| EXERCISE |
Filter the entries below, keeping only lines with the word "category".
══ DATASET RECORDS ══
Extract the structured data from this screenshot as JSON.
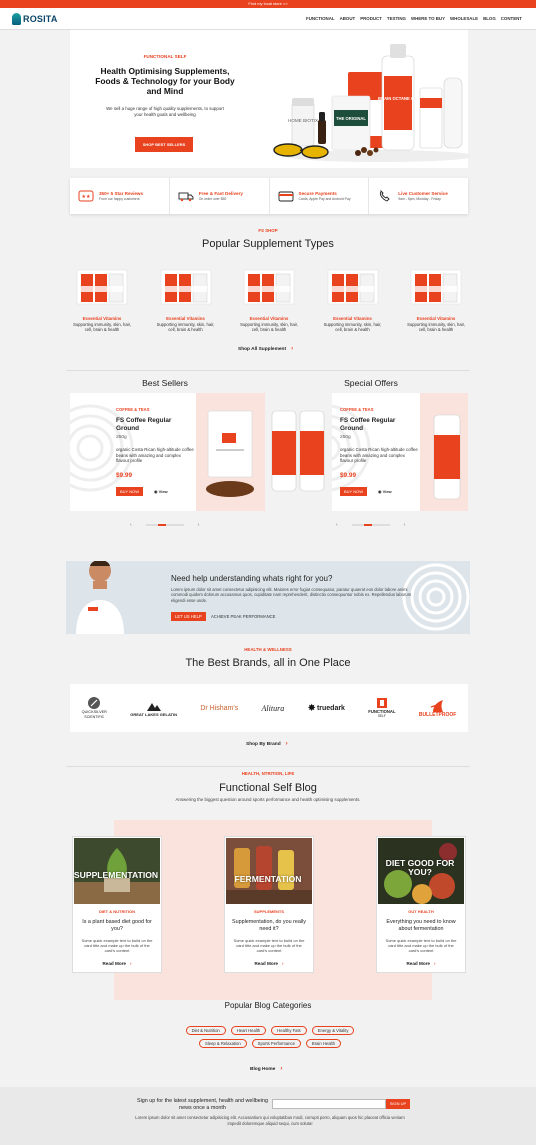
{
  "topbar": {
    "text": "Find my local store >>"
  },
  "logo": {
    "text": "ROSITA"
  },
  "nav": [
    "FUNCTIONAL",
    "ABOUT",
    "PRODUCT",
    "TESTING",
    "WHERE TO BUY",
    "WHOLESALE",
    "BLOG",
    "CONTENT"
  ],
  "hero": {
    "kicker": "Functional Self",
    "title": "Health Optimising Supplements, Foods & Technology for your Body and Mind",
    "text": "We sell a huge range of high quality supplements, to support your health goals and wellbeing",
    "button": "Shop Best Sellers",
    "bottle_label": "BRAIN OCTANE OIL",
    "bag_label": "THE ORIGINAL",
    "jar_label": "HOME BIOTIX"
  },
  "features": [
    {
      "title": "350+ 5 Star Reviews",
      "sub": "From our happy customers",
      "icon": "star-icon"
    },
    {
      "title": "Free & Fast Delivery",
      "sub": "On order over $50",
      "icon": "truck-icon"
    },
    {
      "title": "Secure Payments",
      "sub": "Cards, Apple Pay and Android Pay",
      "icon": "card-icon"
    },
    {
      "title": "Live Customer Service",
      "sub": "9am - 5pm, Monday - Friday",
      "icon": "phone-icon"
    }
  ],
  "types": {
    "kicker": "FS Shop",
    "title": "Popular Supplement Types",
    "items": [
      {
        "title": "Essential Vitamins",
        "desc": "Supporting immunity, skin, hair, cell, brain & health"
      },
      {
        "title": "Essential Vitamins",
        "desc": "Supporting immunity, skin, hair, cell, brain & health"
      },
      {
        "title": "Essential Vitamins",
        "desc": "Supporting immunity, skin, hair, cell, brain & health"
      },
      {
        "title": "Essential Vitamins",
        "desc": "Supporting immunity, skin, hair, cell, brain & health"
      },
      {
        "title": "Essential Vitamins",
        "desc": "Supporting immunity, skin, hair, cell, brain & health"
      }
    ],
    "cta": "Shop All Supplement"
  },
  "best_sellers": {
    "title": "Best Sellers",
    "tag": "Coffee & Teas",
    "name": "FS Coffee Regular Ground",
    "weight": "250g",
    "desc": "organic Costa Rican high-altitude coffee beans with amazing and complex flavour profile",
    "price": "$9.99",
    "buy": "Buy Now",
    "view": "View"
  },
  "special_offers": {
    "title": "Special Offers",
    "tag": "Coffee & Teas",
    "name": "FS Coffee Regular Ground",
    "weight": "250g",
    "desc": "organic Costa Rican high-altitude coffee beans with amazing and complex flavour profile",
    "price": "$9.99",
    "buy": "Buy Now",
    "view": "View"
  },
  "slider": {
    "prev": "‹",
    "next": "›"
  },
  "help": {
    "title": "Need help understanding whats right for you?",
    "text": "Lorem ipsum dolor sit amet consectetur adipisicing elit. Maiores error fugiat consequatur, paratur quaerat eos dolor labore animi commodi quidem dolorum accusamus quos, cupiditate nam reprehenderit, distinctio consequuntur nobis ex. Repellendus laborum eligendi esse unde.",
    "button": "Let us help",
    "link": "Achieve Peak Performance"
  },
  "brands": {
    "kicker": "Health & Wellness",
    "title": "The Best Brands, all in One Place",
    "items": [
      {
        "name": "Quicksilver Scientific",
        "line1": "QUICKSILVER",
        "line2": "SCIENTIFIC"
      },
      {
        "name": "Great Lakes Gelatin",
        "line1": "GREAT LAKES GELATIN",
        "line2": ""
      },
      {
        "name": "Dr Hisham's",
        "line1": "Dr Hisham's",
        "line2": ""
      },
      {
        "name": "Alitura",
        "line1": "Alitura",
        "line2": ""
      },
      {
        "name": "truedark",
        "line1": "truedark",
        "line2": ""
      },
      {
        "name": "Functional Self",
        "line1": "FUNCTIONAL",
        "line2": "SELF"
      },
      {
        "name": "Bulletproof",
        "line1": "BULLETPROOF",
        "line2": ""
      }
    ],
    "cta": "Shop By Brand"
  },
  "blog": {
    "kicker": "Health, Ntrition, Life",
    "title": "Functional Self Blog",
    "subtitle": "Answering the biggest question around sports performance and health optimising supplements.",
    "posts": [
      {
        "overlay": "SUPPLEMENTATION",
        "category": "Diet & Nutrition",
        "title": "Is a plant based diet good for you?",
        "text": "Some quick example text to build on the card title and make up the bulk of the card's content",
        "more": "Read More"
      },
      {
        "overlay": "FERMENTATION",
        "category": "Supplements",
        "title": "Supplementation, do you really need it?",
        "text": "Some quick example text to build on the card title and make up the bulk of the card's content",
        "more": "Read More"
      },
      {
        "overlay": "DIET GOOD FOR YOU?",
        "category": "Gut Health",
        "title": "Everything you need to know about fermentation",
        "text": "Some quick example text to build on the card title and make up the bulk of the card's content",
        "more": "Read More"
      }
    ],
    "categories_title": "Popular Blog Categories",
    "categories": [
      "Diet & Nutrition",
      "Heart Health",
      "Healthy Fats",
      "Energy & Vitality",
      "Sleep & Relaxation",
      "Sports Performance",
      "Brain Health"
    ],
    "cta": "Blog Home"
  },
  "newsletter": {
    "title": "Sign up for the latest supplement, health and wellbeing news once a month",
    "button": "Sign up",
    "text": "Lorem ipsum dolor sit amet consectetur adipisicing elit. Accusantium qui voluptatibus modi, corrupti porro, aliquam quos hic placeat officia veniam impedit doloremque aliquid sequi, cum soluta!"
  },
  "colors": {
    "accent": "#e8421f",
    "pink": "#fbe3dd",
    "navy": "#0a4466"
  }
}
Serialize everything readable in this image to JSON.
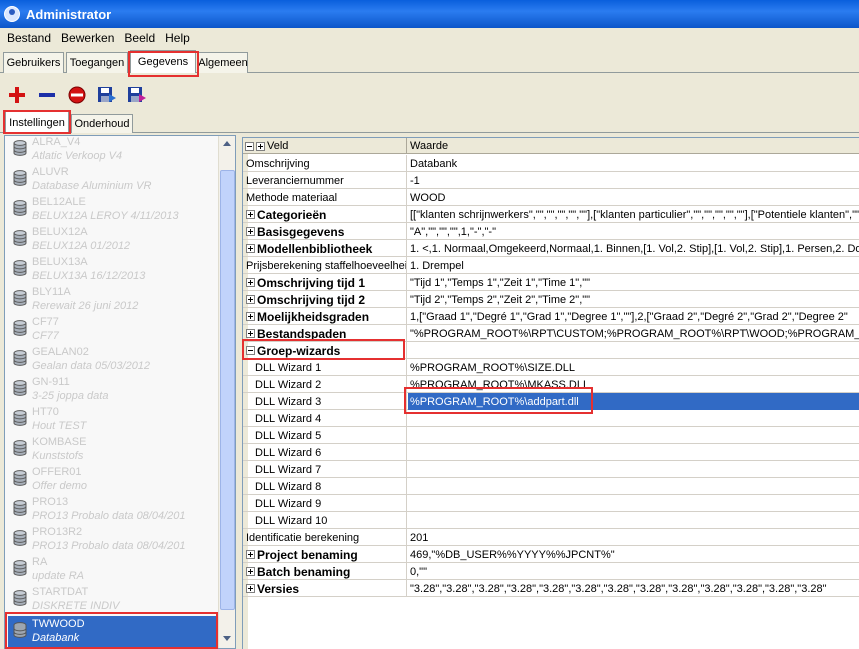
{
  "window": {
    "title": "Administrator"
  },
  "menu": [
    "Bestand",
    "Bewerken",
    "Beeld",
    "Help"
  ],
  "main_tabs": [
    "Gebruikers",
    "Toegangen",
    "Gegevens",
    "Algemeen"
  ],
  "active_main_tab": "Gegevens",
  "toolbar": {
    "buttons": [
      "add-icon",
      "remove-icon",
      "delete-icon",
      "save-icon",
      "save-as-icon"
    ]
  },
  "sub_tabs": [
    "Instellingen",
    "Onderhoud"
  ],
  "active_sub_tab": "Instellingen",
  "left_list": {
    "items": [
      {
        "name": "ALRA_V4",
        "desc": "Atlatic Verkoop V4"
      },
      {
        "name": "ALUVR",
        "desc": "Database Aluminium VR"
      },
      {
        "name": "BEL12ALE",
        "desc": "BELUX12A LEROY 4/11/2013"
      },
      {
        "name": "BELUX12A",
        "desc": "BELUX12A 01/2012"
      },
      {
        "name": "BELUX13A",
        "desc": "BELUX13A 16/12/2013"
      },
      {
        "name": "BLY11A",
        "desc": "Rerewait 26 juni 2012"
      },
      {
        "name": "CF77",
        "desc": "CF77"
      },
      {
        "name": "GEALAN02",
        "desc": "Gealan data 05/03/2012"
      },
      {
        "name": "GN-911",
        "desc": "3-25 joppa data"
      },
      {
        "name": "HT70",
        "desc": "Hout TEST"
      },
      {
        "name": "KOMBASE",
        "desc": "Kunststofs"
      },
      {
        "name": "OFFER01",
        "desc": "Offer demo"
      },
      {
        "name": "PRO13",
        "desc": "PRO13 Probalo data 08/04/201"
      },
      {
        "name": "PRO13R2",
        "desc": "PRO13 Probalo data 08/04/201"
      },
      {
        "name": "RA",
        "desc": "update RA"
      },
      {
        "name": "STARTDAT",
        "desc": "DISKRETE INDIV"
      }
    ],
    "selected": {
      "name": "TWWOOD",
      "desc": "Databank"
    }
  },
  "grid": {
    "headers": [
      "Veld",
      "Waarde"
    ],
    "rows": [
      {
        "type": "plain",
        "key": "Omschrijving",
        "value": "Databank"
      },
      {
        "type": "plain",
        "key": "Leveranciernummer",
        "value": "-1"
      },
      {
        "type": "plain",
        "key": "Methode materiaal",
        "value": "WOOD"
      },
      {
        "type": "group-collapsed",
        "key": "Categorieën",
        "value": "[[\"klanten schrijnwerkers\",\"\",\"\",\"\",\"\",\"\"],[\"klanten  particulier\",\"\",\"\",\"\",\"\",\"\"],[\"Potentiele klanten\",\"\",\""
      },
      {
        "type": "group-collapsed",
        "key": "Basisgegevens",
        "value": "\"A\",\"\",\"\",\"\",1,\"-\",\"-\""
      },
      {
        "type": "group-collapsed",
        "key": "Modellenbibliotheek",
        "value": "1. <,1. Normaal,Omgekeerd,Normaal,1. Binnen,[1. Vol,2. Stip],[1. Vol,2. Stip],1. Persen,2. Doorlo"
      },
      {
        "type": "plain",
        "key": "Prijsberekening staffelhoeveelheid",
        "value": "1. Drempel"
      },
      {
        "type": "group-collapsed",
        "key": "Omschrijving tijd 1",
        "value": "\"Tijd 1\",\"Temps 1\",\"Zeit 1\",\"Time 1\",\"\""
      },
      {
        "type": "group-collapsed",
        "key": "Omschrijving tijd 2",
        "value": "\"Tijd 2\",\"Temps 2\",\"Zeit 2\",\"Time 2\",\"\""
      },
      {
        "type": "group-collapsed",
        "key": "Moelijkheidsgraden",
        "value": "1,[\"Graad 1\",\"Degré 1\",\"Grad 1\",\"Degree 1\",\"\"],2,[\"Graad 2\",\"Degré 2\",\"Grad 2\",\"Degree 2\""
      },
      {
        "type": "group-collapsed",
        "key": "Bestandspaden",
        "value": "\"%PROGRAM_ROOT%\\RPT\\CUSTOM;%PROGRAM_ROOT%\\RPT\\WOOD;%PROGRAM_R"
      },
      {
        "type": "group-expanded",
        "key": "Groep-wizards",
        "value": ""
      },
      {
        "type": "sub",
        "key": "DLL Wizard 1",
        "value": "%PROGRAM_ROOT%\\SIZE.DLL"
      },
      {
        "type": "sub",
        "key": "DLL Wizard 2",
        "value": "%PROGRAM_ROOT%\\MKASS.DLL"
      },
      {
        "type": "sub-selected",
        "key": "DLL Wizard 3",
        "value": "%PROGRAM_ROOT%\\addpart.dll"
      },
      {
        "type": "sub",
        "key": "DLL Wizard 4",
        "value": ""
      },
      {
        "type": "sub",
        "key": "DLL Wizard 5",
        "value": ""
      },
      {
        "type": "sub",
        "key": "DLL Wizard 6",
        "value": ""
      },
      {
        "type": "sub",
        "key": "DLL Wizard 7",
        "value": ""
      },
      {
        "type": "sub",
        "key": "DLL Wizard 8",
        "value": ""
      },
      {
        "type": "sub",
        "key": "DLL Wizard 9",
        "value": ""
      },
      {
        "type": "sub",
        "key": "DLL Wizard 10",
        "value": ""
      },
      {
        "type": "plain",
        "key": "Identificatie berekening",
        "value": "201"
      },
      {
        "type": "group-collapsed",
        "key": "Project benaming",
        "value": "469,\"%DB_USER%%YYYY%%JPCNT%\""
      },
      {
        "type": "group-collapsed",
        "key": "Batch benaming",
        "value": "0,\"\""
      },
      {
        "type": "group-collapsed",
        "key": "Versies",
        "value": "\"3.28\",\"3.28\",\"3.28\",\"3.28\",\"3.28\",\"3.28\",\"3.28\",\"3.28\",\"3.28\",\"3.28\",\"3.28\",\"3.28\",\"3.28\""
      }
    ]
  },
  "colors": {
    "selection": "#316ac5",
    "highlight_box": "#e53030",
    "titlebar": "#0a5fdc"
  }
}
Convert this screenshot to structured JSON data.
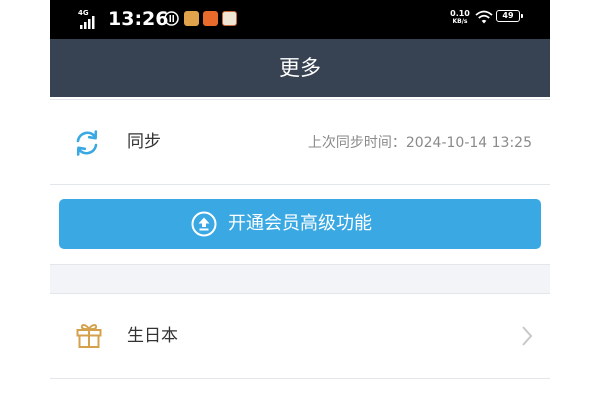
{
  "status_bar": {
    "network": "4G",
    "time": "13:26",
    "speed_value": "0.10",
    "speed_unit": "KB/s",
    "battery": "49",
    "icons": [
      "signal-icon",
      "sim-badge-icon",
      "app-icon-1",
      "weibo-icon",
      "app-icon-3",
      "wifi-icon",
      "battery-icon"
    ]
  },
  "header": {
    "title": "更多"
  },
  "sync": {
    "label": "同步",
    "last_sync_label": "上次同步时间：",
    "last_sync_time": "2024-10-14 13:25",
    "icon": "sync-icon"
  },
  "vip_button": {
    "label": "开通会员高级功能",
    "icon": "upgrade-arrow-icon"
  },
  "birthday": {
    "label": "生日本",
    "icon": "gift-icon"
  },
  "colors": {
    "header_bg": "#374252",
    "accent": "#3aa8e3",
    "gift": "#d4a24c",
    "sync_icon": "#3aa8e3"
  }
}
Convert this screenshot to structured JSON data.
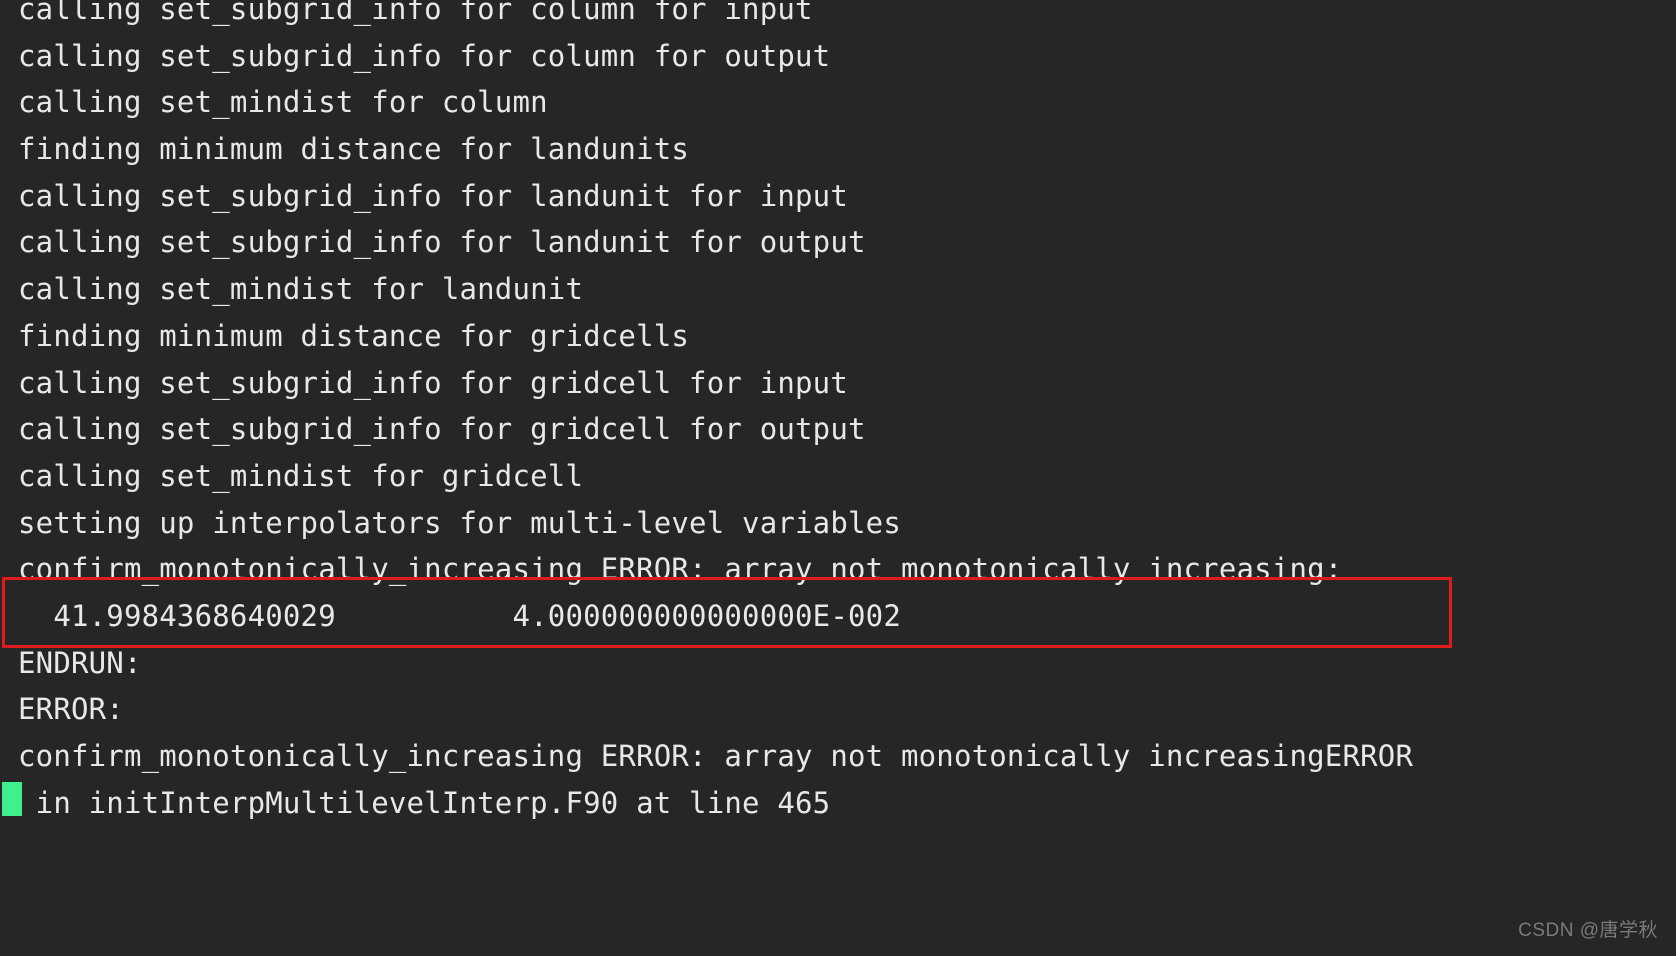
═══
| SOLVED PROBLEM |
        "category": "Diet & Nutrition",
        "category": "Supplements",
        "category": "Gut Health",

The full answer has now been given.